:: MATERIAL FOR THIS EXERCISE

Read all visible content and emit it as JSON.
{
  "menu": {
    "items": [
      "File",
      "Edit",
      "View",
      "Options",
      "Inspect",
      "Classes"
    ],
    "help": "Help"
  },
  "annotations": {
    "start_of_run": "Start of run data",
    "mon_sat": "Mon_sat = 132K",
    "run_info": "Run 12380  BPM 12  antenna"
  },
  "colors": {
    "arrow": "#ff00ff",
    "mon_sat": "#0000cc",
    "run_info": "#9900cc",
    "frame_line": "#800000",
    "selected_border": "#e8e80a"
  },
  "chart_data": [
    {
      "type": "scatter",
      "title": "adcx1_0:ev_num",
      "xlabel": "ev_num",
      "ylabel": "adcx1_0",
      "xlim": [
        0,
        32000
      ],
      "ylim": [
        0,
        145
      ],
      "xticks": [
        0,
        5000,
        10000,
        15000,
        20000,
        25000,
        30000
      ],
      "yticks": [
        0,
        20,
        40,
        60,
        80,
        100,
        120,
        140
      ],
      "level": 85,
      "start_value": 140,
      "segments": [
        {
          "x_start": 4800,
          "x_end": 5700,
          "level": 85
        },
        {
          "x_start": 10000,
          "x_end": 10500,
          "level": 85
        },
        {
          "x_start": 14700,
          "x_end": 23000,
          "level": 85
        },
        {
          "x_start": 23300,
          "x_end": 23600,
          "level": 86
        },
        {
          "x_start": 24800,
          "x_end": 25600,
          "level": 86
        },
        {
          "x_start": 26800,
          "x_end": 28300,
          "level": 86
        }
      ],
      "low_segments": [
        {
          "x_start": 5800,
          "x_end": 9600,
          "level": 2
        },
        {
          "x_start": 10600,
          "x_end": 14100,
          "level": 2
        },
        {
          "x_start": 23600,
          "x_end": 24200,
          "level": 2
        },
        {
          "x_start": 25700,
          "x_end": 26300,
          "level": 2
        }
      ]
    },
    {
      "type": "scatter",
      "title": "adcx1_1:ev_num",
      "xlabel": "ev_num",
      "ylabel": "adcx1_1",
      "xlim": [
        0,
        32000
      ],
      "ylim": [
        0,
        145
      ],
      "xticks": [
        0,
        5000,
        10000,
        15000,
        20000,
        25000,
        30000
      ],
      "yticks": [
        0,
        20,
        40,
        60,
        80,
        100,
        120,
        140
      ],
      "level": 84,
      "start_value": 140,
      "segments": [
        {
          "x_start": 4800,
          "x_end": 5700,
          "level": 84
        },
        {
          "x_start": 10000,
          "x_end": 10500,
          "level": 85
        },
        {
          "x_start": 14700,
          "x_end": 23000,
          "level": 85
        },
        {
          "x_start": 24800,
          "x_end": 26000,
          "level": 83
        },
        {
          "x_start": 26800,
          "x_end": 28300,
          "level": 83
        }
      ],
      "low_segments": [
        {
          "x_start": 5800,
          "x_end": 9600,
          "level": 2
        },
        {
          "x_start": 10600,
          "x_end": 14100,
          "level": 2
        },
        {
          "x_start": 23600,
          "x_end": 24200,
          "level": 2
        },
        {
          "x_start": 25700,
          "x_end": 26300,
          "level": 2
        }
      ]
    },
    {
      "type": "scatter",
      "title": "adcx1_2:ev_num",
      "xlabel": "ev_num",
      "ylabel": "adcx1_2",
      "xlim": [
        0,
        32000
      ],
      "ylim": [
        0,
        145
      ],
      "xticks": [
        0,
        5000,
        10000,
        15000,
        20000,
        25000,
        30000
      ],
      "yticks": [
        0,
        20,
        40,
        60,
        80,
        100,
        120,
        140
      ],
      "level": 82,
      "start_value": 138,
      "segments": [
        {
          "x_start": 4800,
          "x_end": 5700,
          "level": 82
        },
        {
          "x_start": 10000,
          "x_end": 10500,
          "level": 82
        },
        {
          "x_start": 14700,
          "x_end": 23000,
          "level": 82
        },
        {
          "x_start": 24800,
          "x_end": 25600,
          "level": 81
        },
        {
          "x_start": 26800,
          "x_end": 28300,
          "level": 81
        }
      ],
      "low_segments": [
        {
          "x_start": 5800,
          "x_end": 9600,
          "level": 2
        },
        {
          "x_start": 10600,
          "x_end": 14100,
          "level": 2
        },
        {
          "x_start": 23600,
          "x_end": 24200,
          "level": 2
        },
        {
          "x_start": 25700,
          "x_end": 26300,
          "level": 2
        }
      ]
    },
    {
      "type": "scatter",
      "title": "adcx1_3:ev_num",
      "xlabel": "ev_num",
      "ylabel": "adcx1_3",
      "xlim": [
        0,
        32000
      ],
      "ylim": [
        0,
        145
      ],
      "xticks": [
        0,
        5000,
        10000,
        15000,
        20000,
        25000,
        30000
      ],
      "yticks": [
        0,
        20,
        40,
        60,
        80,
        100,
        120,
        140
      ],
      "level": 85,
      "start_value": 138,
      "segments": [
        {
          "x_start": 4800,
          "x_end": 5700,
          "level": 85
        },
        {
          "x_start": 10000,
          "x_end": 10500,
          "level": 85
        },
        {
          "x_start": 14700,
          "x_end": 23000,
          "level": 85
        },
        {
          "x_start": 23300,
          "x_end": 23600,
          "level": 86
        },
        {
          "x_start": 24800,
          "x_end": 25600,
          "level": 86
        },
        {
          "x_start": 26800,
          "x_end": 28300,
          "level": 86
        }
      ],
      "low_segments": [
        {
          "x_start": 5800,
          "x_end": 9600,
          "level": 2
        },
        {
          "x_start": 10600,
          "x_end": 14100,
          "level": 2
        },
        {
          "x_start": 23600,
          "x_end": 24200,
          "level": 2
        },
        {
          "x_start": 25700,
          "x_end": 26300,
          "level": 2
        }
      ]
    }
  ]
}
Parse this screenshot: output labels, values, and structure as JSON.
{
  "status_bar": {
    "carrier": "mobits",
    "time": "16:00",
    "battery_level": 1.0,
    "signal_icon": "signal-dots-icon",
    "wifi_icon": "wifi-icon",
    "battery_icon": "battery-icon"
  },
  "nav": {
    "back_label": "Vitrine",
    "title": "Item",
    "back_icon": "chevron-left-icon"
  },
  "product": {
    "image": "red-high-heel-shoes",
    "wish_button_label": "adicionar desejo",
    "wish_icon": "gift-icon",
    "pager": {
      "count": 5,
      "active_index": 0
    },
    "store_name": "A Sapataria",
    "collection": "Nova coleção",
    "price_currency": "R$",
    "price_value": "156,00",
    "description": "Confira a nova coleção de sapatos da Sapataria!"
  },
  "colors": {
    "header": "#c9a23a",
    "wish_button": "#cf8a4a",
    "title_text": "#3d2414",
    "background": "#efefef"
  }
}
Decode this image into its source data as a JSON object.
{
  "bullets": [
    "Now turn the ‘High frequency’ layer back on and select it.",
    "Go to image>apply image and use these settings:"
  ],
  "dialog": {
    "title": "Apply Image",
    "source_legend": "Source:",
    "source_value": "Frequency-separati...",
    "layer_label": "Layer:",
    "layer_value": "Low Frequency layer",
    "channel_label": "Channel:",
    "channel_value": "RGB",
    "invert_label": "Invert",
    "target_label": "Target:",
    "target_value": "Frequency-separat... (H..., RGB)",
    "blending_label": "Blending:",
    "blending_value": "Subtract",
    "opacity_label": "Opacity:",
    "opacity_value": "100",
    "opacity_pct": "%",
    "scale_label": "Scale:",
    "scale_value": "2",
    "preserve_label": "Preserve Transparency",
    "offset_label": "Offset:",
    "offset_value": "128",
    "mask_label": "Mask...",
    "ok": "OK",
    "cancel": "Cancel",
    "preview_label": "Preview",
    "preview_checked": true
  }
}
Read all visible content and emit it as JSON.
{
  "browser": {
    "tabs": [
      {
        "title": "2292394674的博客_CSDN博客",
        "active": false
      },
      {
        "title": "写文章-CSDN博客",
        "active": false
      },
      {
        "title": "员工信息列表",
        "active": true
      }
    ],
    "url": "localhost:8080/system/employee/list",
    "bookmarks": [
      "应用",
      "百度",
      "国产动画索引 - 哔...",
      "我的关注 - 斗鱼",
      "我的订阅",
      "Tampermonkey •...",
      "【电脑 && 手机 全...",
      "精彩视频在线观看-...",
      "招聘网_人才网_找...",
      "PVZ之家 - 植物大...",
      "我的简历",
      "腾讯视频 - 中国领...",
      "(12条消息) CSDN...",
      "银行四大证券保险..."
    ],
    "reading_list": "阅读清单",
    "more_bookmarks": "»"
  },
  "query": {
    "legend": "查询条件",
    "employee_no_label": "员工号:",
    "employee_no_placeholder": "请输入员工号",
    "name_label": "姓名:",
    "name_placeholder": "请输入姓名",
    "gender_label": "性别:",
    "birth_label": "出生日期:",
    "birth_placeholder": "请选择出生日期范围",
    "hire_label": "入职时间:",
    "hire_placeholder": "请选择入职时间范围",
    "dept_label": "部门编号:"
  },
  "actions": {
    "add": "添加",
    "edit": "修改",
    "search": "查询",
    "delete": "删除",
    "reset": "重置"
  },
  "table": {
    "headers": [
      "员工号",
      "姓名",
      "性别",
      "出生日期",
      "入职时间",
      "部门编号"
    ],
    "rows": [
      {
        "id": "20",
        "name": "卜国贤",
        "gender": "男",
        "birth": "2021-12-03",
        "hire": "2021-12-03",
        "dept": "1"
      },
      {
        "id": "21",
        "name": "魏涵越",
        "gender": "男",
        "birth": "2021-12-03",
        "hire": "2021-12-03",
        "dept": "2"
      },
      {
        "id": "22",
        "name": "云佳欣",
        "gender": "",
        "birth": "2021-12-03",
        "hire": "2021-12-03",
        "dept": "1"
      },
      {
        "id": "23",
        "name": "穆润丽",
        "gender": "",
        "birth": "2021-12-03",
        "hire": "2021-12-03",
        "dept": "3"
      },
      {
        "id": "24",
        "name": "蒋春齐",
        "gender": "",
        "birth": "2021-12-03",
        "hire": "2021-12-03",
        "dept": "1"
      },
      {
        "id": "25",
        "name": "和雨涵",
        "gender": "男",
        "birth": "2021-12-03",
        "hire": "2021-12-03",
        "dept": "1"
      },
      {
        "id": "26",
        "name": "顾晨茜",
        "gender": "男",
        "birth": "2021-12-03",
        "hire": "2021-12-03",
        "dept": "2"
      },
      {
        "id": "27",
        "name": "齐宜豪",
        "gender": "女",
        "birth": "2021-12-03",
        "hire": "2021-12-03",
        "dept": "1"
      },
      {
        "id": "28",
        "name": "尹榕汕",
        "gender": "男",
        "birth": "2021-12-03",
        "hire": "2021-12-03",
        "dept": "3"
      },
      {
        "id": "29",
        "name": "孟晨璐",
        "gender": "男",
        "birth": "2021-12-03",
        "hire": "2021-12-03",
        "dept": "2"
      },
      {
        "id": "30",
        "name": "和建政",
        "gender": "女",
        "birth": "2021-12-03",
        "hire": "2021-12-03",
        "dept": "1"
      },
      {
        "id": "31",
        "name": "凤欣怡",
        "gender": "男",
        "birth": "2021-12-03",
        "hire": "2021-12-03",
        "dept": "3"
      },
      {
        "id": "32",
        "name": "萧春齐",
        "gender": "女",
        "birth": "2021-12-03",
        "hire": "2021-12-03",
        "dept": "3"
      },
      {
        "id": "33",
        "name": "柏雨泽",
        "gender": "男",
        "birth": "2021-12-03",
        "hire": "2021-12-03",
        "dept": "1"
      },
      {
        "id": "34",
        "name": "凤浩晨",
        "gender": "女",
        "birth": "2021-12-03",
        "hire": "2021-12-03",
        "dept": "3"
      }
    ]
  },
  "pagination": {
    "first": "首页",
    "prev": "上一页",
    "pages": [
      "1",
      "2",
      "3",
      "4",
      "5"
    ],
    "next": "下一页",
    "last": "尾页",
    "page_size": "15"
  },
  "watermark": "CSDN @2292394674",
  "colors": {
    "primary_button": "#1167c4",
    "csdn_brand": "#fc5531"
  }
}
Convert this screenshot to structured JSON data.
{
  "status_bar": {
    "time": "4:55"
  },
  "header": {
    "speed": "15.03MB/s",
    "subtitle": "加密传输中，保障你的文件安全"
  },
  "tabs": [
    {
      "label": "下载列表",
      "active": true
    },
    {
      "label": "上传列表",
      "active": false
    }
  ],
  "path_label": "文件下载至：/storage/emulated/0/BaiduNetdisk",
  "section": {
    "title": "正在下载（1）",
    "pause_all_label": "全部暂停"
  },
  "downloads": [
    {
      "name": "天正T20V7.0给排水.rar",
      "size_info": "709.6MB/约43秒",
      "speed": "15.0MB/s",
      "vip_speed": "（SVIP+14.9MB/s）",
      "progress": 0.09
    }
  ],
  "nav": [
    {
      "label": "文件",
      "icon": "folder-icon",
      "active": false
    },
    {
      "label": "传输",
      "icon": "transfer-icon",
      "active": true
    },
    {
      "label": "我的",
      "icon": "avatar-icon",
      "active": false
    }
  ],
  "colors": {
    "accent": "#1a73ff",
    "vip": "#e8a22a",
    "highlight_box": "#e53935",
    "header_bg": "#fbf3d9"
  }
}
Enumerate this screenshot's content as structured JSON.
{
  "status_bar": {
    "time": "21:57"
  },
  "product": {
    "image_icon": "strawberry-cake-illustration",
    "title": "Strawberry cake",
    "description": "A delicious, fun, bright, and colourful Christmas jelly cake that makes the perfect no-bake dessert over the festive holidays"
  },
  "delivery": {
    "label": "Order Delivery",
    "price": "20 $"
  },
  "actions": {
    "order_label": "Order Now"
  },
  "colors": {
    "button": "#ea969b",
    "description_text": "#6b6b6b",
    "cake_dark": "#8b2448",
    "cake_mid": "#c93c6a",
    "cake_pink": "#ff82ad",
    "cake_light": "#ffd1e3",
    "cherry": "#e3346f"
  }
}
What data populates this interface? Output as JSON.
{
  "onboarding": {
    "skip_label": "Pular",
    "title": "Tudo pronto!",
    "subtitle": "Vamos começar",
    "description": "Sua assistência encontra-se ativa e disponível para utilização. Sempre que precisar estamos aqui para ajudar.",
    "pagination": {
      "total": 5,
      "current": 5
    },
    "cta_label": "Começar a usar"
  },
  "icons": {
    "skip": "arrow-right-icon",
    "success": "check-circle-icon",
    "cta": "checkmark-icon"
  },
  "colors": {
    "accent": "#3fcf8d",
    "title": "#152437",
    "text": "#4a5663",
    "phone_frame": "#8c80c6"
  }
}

::::

DIRECTIVE - Filter the entries down to the lines containing "ylabel". Copy each of those lines.

ANSWER -
      "ylabel": "adcx1_0",
      "ylabel": "adcx1_1",
      "ylabel": "adcx1_2",
      "ylabel": "adcx1_3",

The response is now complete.